Short task:
Your task is to copy the listing exactly. Drop any pictures from the copy.
────────────────
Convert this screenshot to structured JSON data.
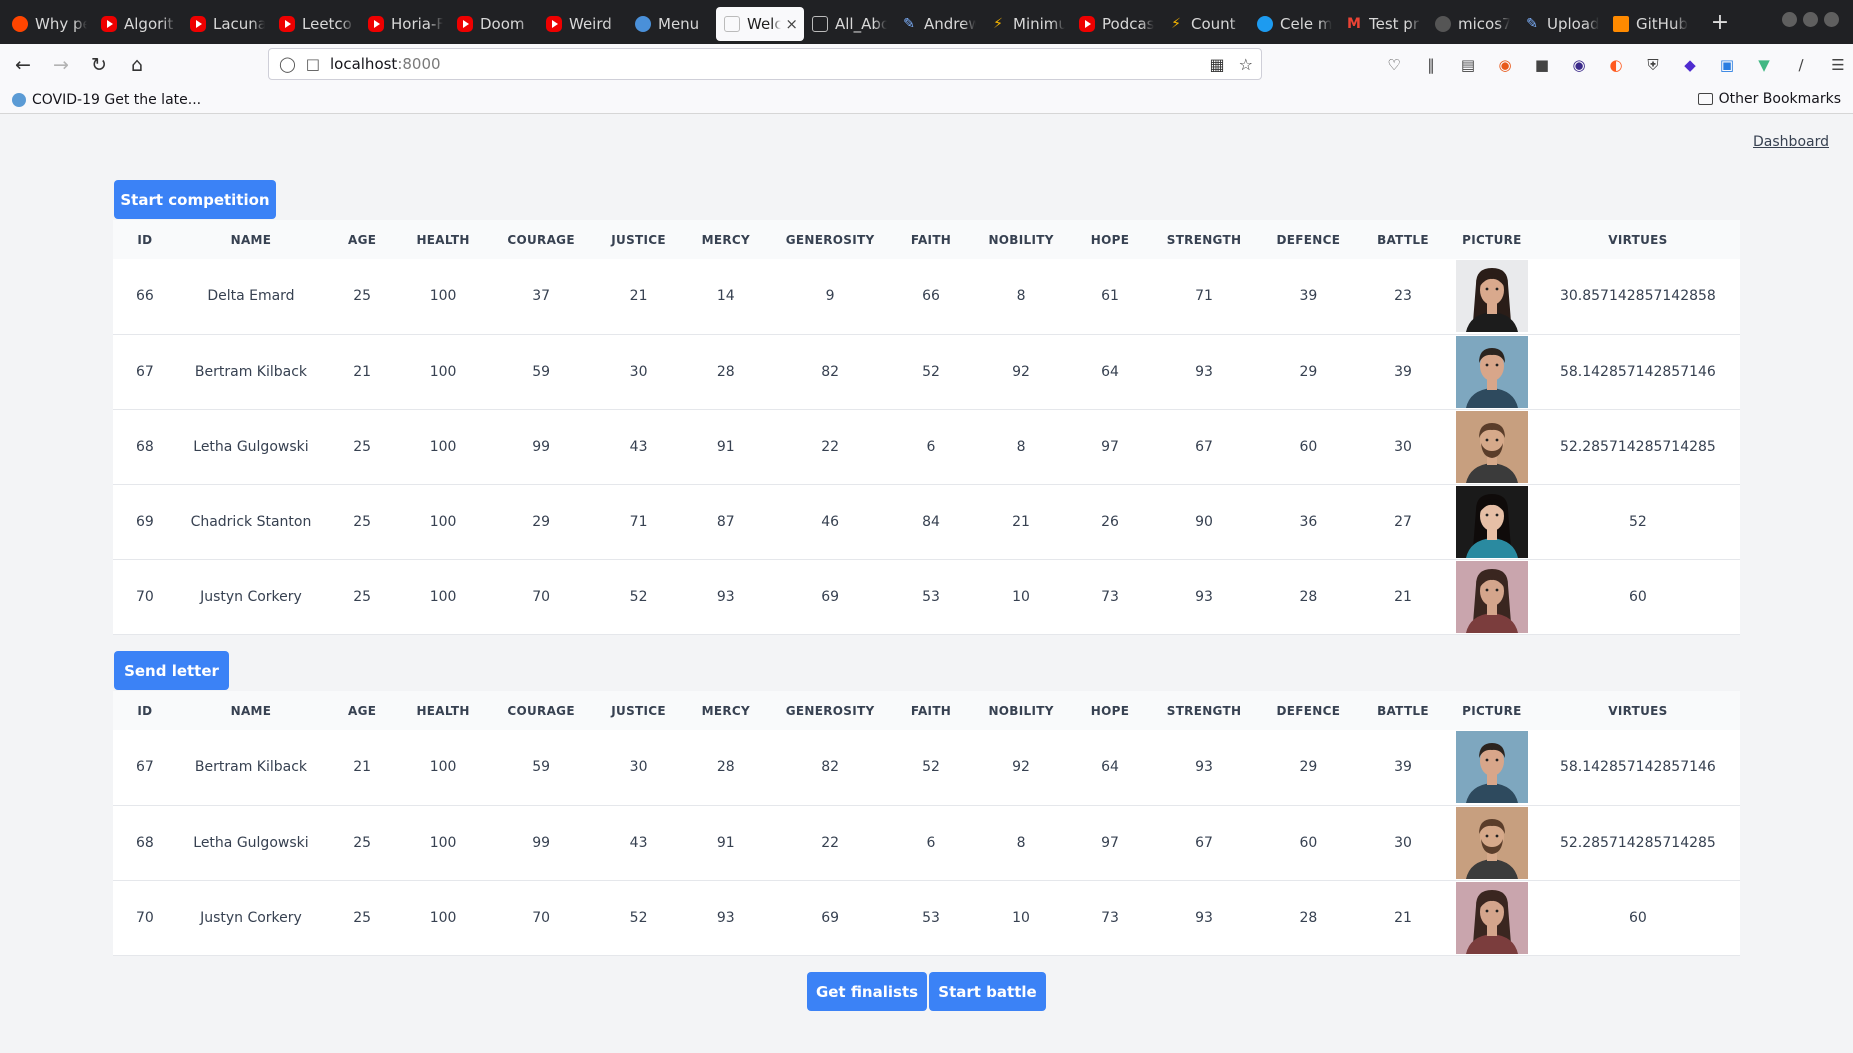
{
  "browser": {
    "tabs": [
      {
        "label": "Why pe",
        "icon": "reddit-icon"
      },
      {
        "label": "Algorit",
        "icon": "youtube-icon"
      },
      {
        "label": "Lacuna",
        "icon": "youtube-icon"
      },
      {
        "label": "Leetco",
        "icon": "youtube-icon"
      },
      {
        "label": "Horia-F",
        "icon": "youtube-icon"
      },
      {
        "label": "Doom",
        "icon": "youtube-icon"
      },
      {
        "label": "Weird",
        "icon": "youtube-icon"
      },
      {
        "label": "Menu",
        "icon": "globe-icon"
      },
      {
        "label": "Welcom",
        "icon": "blank-page-icon",
        "active": true
      },
      {
        "label": "All_About",
        "icon": "blank-page-icon"
      },
      {
        "label": "Andrew",
        "icon": "pen-icon"
      },
      {
        "label": "Minimu",
        "icon": "bolt-icon"
      },
      {
        "label": "Podcas",
        "icon": "youtube-icon"
      },
      {
        "label": "Count",
        "icon": "bolt-icon"
      },
      {
        "label": "Cele m",
        "icon": "twitter-bird-icon"
      },
      {
        "label": "Test pr",
        "icon": "gmail-icon"
      },
      {
        "label": "micos7",
        "icon": "github-icon"
      },
      {
        "label": "Upload",
        "icon": "pen-icon"
      },
      {
        "label": "GitHub",
        "icon": "grid-icon"
      }
    ],
    "url_host": "localhost",
    "url_port": ":8000",
    "bookmark": "COVID-19 Get the late...",
    "other_bookmarks": "Other Bookmarks",
    "accent": "#3b82f6"
  },
  "page": {
    "dashboard_link": "Dashboard",
    "start_competition": "Start competition",
    "send_letter": "Send letter",
    "get_finalists": "Get finalists",
    "start_battle": "Start battle"
  },
  "columns": [
    "ID",
    "NAME",
    "AGE",
    "HEALTH",
    "COURAGE",
    "JUSTICE",
    "MERCY",
    "GENEROSITY",
    "FAITH",
    "NOBILITY",
    "HOPE",
    "STRENGTH",
    "DEFENCE",
    "BATTLE",
    "PICTURE",
    "VIRTUES"
  ],
  "competitors": [
    {
      "id": "66",
      "name": "Delta Emard",
      "age": "25",
      "health": "100",
      "courage": "37",
      "justice": "21",
      "mercy": "14",
      "generosity": "9",
      "faith": "66",
      "nobility": "8",
      "hope": "61",
      "strength": "71",
      "defence": "39",
      "battle": "23",
      "picture": "portrait-woman-dark-hair",
      "virtues": "30.857142857142858"
    },
    {
      "id": "67",
      "name": "Bertram Kilback",
      "age": "21",
      "health": "100",
      "courage": "59",
      "justice": "30",
      "mercy": "28",
      "generosity": "82",
      "faith": "52",
      "nobility": "92",
      "hope": "64",
      "strength": "93",
      "defence": "29",
      "battle": "39",
      "picture": "portrait-man-short-hair",
      "virtues": "58.142857142857146"
    },
    {
      "id": "68",
      "name": "Letha Gulgowski",
      "age": "25",
      "health": "100",
      "courage": "99",
      "justice": "43",
      "mercy": "91",
      "generosity": "22",
      "faith": "6",
      "nobility": "8",
      "hope": "97",
      "strength": "67",
      "defence": "60",
      "battle": "30",
      "picture": "portrait-man-beard",
      "virtues": "52.285714285714285"
    },
    {
      "id": "69",
      "name": "Chadrick Stanton",
      "age": "25",
      "health": "100",
      "courage": "29",
      "justice": "71",
      "mercy": "87",
      "generosity": "46",
      "faith": "84",
      "nobility": "21",
      "hope": "26",
      "strength": "90",
      "defence": "36",
      "battle": "27",
      "picture": "portrait-woman-long-dark-hair",
      "virtues": "52"
    },
    {
      "id": "70",
      "name": "Justyn Corkery",
      "age": "25",
      "health": "100",
      "courage": "70",
      "justice": "52",
      "mercy": "93",
      "generosity": "69",
      "faith": "53",
      "nobility": "10",
      "hope": "73",
      "strength": "93",
      "defence": "28",
      "battle": "21",
      "picture": "portrait-woman-scarf",
      "virtues": "60"
    }
  ],
  "letters": [
    {
      "id": "67",
      "name": "Bertram Kilback",
      "age": "21",
      "health": "100",
      "courage": "59",
      "justice": "30",
      "mercy": "28",
      "generosity": "82",
      "faith": "52",
      "nobility": "92",
      "hope": "64",
      "strength": "93",
      "defence": "29",
      "battle": "39",
      "picture": "portrait-man-short-hair",
      "virtues": "58.142857142857146"
    },
    {
      "id": "68",
      "name": "Letha Gulgowski",
      "age": "25",
      "health": "100",
      "courage": "99",
      "justice": "43",
      "mercy": "91",
      "generosity": "22",
      "faith": "6",
      "nobility": "8",
      "hope": "97",
      "strength": "67",
      "defence": "60",
      "battle": "30",
      "picture": "portrait-man-beard",
      "virtues": "52.285714285714285"
    },
    {
      "id": "70",
      "name": "Justyn Corkery",
      "age": "25",
      "health": "100",
      "courage": "70",
      "justice": "52",
      "mercy": "93",
      "generosity": "69",
      "faith": "53",
      "nobility": "10",
      "hope": "73",
      "strength": "93",
      "defence": "28",
      "battle": "21",
      "picture": "portrait-woman-scarf",
      "virtues": "60"
    }
  ]
}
────────────────
Finished task:
Convert this screenshot to structured JSON data.
{
  "browser": {
    "tabs": [
      {
        "label": "Why pe",
        "icon": "reddit-icon"
      },
      {
        "label": "Algorit",
        "icon": "youtube-icon"
      },
      {
        "label": "Lacuna",
        "icon": "youtube-icon"
      },
      {
        "label": "Leetco",
        "icon": "youtube-icon"
      },
      {
        "label": "Horia-F",
        "icon": "youtube-icon"
      },
      {
        "label": "Doom",
        "icon": "youtube-icon"
      },
      {
        "label": "Weird",
        "icon": "youtube-icon"
      },
      {
        "label": "Menu",
        "icon": "globe-icon"
      },
      {
        "label": "Welcom",
        "icon": "blank-page-icon",
        "active": true
      },
      {
        "label": "All_About",
        "icon": "blank-page-icon"
      },
      {
        "label": "Andrew",
        "icon": "pen-icon"
      },
      {
        "label": "Minimu",
        "icon": "bolt-icon"
      },
      {
        "label": "Podcas",
        "icon": "youtube-icon"
      },
      {
        "label": "Count",
        "icon": "bolt-icon"
      },
      {
        "label": "Cele m",
        "icon": "twitter-bird-icon"
      },
      {
        "label": "Test pr",
        "icon": "gmail-icon"
      },
      {
        "label": "micos7",
        "icon": "github-icon"
      },
      {
        "label": "Upload",
        "icon": "pen-icon"
      },
      {
        "label": "GitHub",
        "icon": "grid-icon"
      }
    ],
    "url_host": "localhost",
    "url_port": ":8000",
    "bookmark": "COVID-19 Get the late...",
    "other_bookmarks": "Other Bookmarks",
    "accent": "#3b82f6"
  },
  "page": {
    "dashboard_link": "Dashboard",
    "start_competition": "Start competition",
    "send_letter": "Send letter",
    "get_finalists": "Get finalists",
    "start_battle": "Start battle"
  },
  "columns": [
    "ID",
    "NAME",
    "AGE",
    "HEALTH",
    "COURAGE",
    "JUSTICE",
    "MERCY",
    "GENEROSITY",
    "FAITH",
    "NOBILITY",
    "HOPE",
    "STRENGTH",
    "DEFENCE",
    "BATTLE",
    "PICTURE",
    "VIRTUES"
  ],
  "competitors": [
    {
      "id": "66",
      "name": "Delta Emard",
      "age": "25",
      "health": "100",
      "courage": "37",
      "justice": "21",
      "mercy": "14",
      "generosity": "9",
      "faith": "66",
      "nobility": "8",
      "hope": "61",
      "strength": "71",
      "defence": "39",
      "battle": "23",
      "picture": "portrait-woman-dark-hair",
      "virtues": "30.857142857142858"
    },
    {
      "id": "67",
      "name": "Bertram Kilback",
      "age": "21",
      "health": "100",
      "courage": "59",
      "justice": "30",
      "mercy": "28",
      "generosity": "82",
      "faith": "52",
      "nobility": "92",
      "hope": "64",
      "strength": "93",
      "defence": "29",
      "battle": "39",
      "picture": "portrait-man-short-hair",
      "virtues": "58.142857142857146"
    },
    {
      "id": "68",
      "name": "Letha Gulgowski",
      "age": "25",
      "health": "100",
      "courage": "99",
      "justice": "43",
      "mercy": "91",
      "generosity": "22",
      "faith": "6",
      "nobility": "8",
      "hope": "97",
      "strength": "67",
      "defence": "60",
      "battle": "30",
      "picture": "portrait-man-beard",
      "virtues": "52.285714285714285"
    },
    {
      "id": "69",
      "name": "Chadrick Stanton",
      "age": "25",
      "health": "100",
      "courage": "29",
      "justice": "71",
      "mercy": "87",
      "generosity": "46",
      "faith": "84",
      "nobility": "21",
      "hope": "26",
      "strength": "90",
      "defence": "36",
      "battle": "27",
      "picture": "portrait-woman-long-dark-hair",
      "virtues": "52"
    },
    {
      "id": "70",
      "name": "Justyn Corkery",
      "age": "25",
      "health": "100",
      "courage": "70",
      "justice": "52",
      "mercy": "93",
      "generosity": "69",
      "faith": "53",
      "nobility": "10",
      "hope": "73",
      "strength": "93",
      "defence": "28",
      "battle": "21",
      "picture": "portrait-woman-scarf",
      "virtues": "60"
    }
  ],
  "letters": [
    {
      "id": "67",
      "name": "Bertram Kilback",
      "age": "21",
      "health": "100",
      "courage": "59",
      "justice": "30",
      "mercy": "28",
      "generosity": "82",
      "faith": "52",
      "nobility": "92",
      "hope": "64",
      "strength": "93",
      "defence": "29",
      "battle": "39",
      "picture": "portrait-man-short-hair",
      "virtues": "58.142857142857146"
    },
    {
      "id": "68",
      "name": "Letha Gulgowski",
      "age": "25",
      "health": "100",
      "courage": "99",
      "justice": "43",
      "mercy": "91",
      "generosity": "22",
      "faith": "6",
      "nobility": "8",
      "hope": "97",
      "strength": "67",
      "defence": "60",
      "battle": "30",
      "picture": "portrait-man-beard",
      "virtues": "52.285714285714285"
    },
    {
      "id": "70",
      "name": "Justyn Corkery",
      "age": "25",
      "health": "100",
      "courage": "70",
      "justice": "52",
      "mercy": "93",
      "generosity": "69",
      "faith": "53",
      "nobility": "10",
      "hope": "73",
      "strength": "93",
      "defence": "28",
      "battle": "21",
      "picture": "portrait-woman-scarf",
      "virtues": "60"
    }
  ]
}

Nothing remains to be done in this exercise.